Using the records provided below, locate and copy each line that contains the word "группа".

▶ **Dataset entries**:
###
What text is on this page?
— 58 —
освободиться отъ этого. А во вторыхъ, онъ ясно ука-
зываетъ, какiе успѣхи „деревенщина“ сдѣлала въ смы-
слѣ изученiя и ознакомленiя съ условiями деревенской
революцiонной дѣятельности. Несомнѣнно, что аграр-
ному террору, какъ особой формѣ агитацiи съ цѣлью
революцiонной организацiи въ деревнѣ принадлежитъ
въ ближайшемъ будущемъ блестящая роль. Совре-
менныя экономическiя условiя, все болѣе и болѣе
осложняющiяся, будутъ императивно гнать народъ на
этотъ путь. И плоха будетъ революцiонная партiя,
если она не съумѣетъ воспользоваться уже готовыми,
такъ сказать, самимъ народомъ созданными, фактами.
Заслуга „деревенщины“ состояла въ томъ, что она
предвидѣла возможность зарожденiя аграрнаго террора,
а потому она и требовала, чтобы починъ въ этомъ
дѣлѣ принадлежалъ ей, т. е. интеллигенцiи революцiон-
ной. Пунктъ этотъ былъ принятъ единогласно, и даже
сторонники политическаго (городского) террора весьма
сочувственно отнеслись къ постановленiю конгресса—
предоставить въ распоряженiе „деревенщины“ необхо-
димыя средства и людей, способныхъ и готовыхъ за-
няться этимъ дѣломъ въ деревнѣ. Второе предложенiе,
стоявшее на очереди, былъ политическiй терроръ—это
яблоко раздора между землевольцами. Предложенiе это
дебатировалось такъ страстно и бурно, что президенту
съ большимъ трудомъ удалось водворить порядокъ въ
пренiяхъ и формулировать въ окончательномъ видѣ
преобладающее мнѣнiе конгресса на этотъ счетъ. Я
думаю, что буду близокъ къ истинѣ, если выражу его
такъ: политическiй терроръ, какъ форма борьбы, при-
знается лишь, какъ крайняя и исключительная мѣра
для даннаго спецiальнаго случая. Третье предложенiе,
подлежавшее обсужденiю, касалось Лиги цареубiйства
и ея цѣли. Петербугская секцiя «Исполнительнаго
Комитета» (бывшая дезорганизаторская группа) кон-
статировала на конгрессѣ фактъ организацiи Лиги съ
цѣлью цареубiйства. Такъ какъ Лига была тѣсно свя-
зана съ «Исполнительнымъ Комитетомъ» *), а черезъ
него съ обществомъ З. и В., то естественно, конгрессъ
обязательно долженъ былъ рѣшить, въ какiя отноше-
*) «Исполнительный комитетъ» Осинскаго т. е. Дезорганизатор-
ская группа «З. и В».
###
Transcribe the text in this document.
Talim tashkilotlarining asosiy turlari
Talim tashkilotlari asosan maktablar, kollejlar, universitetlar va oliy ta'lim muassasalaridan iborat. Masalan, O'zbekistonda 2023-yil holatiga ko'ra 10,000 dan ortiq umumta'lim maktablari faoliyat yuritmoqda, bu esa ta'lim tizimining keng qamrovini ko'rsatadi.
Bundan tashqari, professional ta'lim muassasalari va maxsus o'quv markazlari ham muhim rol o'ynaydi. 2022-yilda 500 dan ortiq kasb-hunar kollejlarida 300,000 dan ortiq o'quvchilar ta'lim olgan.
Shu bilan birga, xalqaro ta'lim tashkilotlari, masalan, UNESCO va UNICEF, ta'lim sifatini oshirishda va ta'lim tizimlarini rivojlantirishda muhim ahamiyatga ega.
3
###
▶ **Full output**:
Комитета» (бывшая дезорганизаторская группа) кон-
ская группа «З. и В».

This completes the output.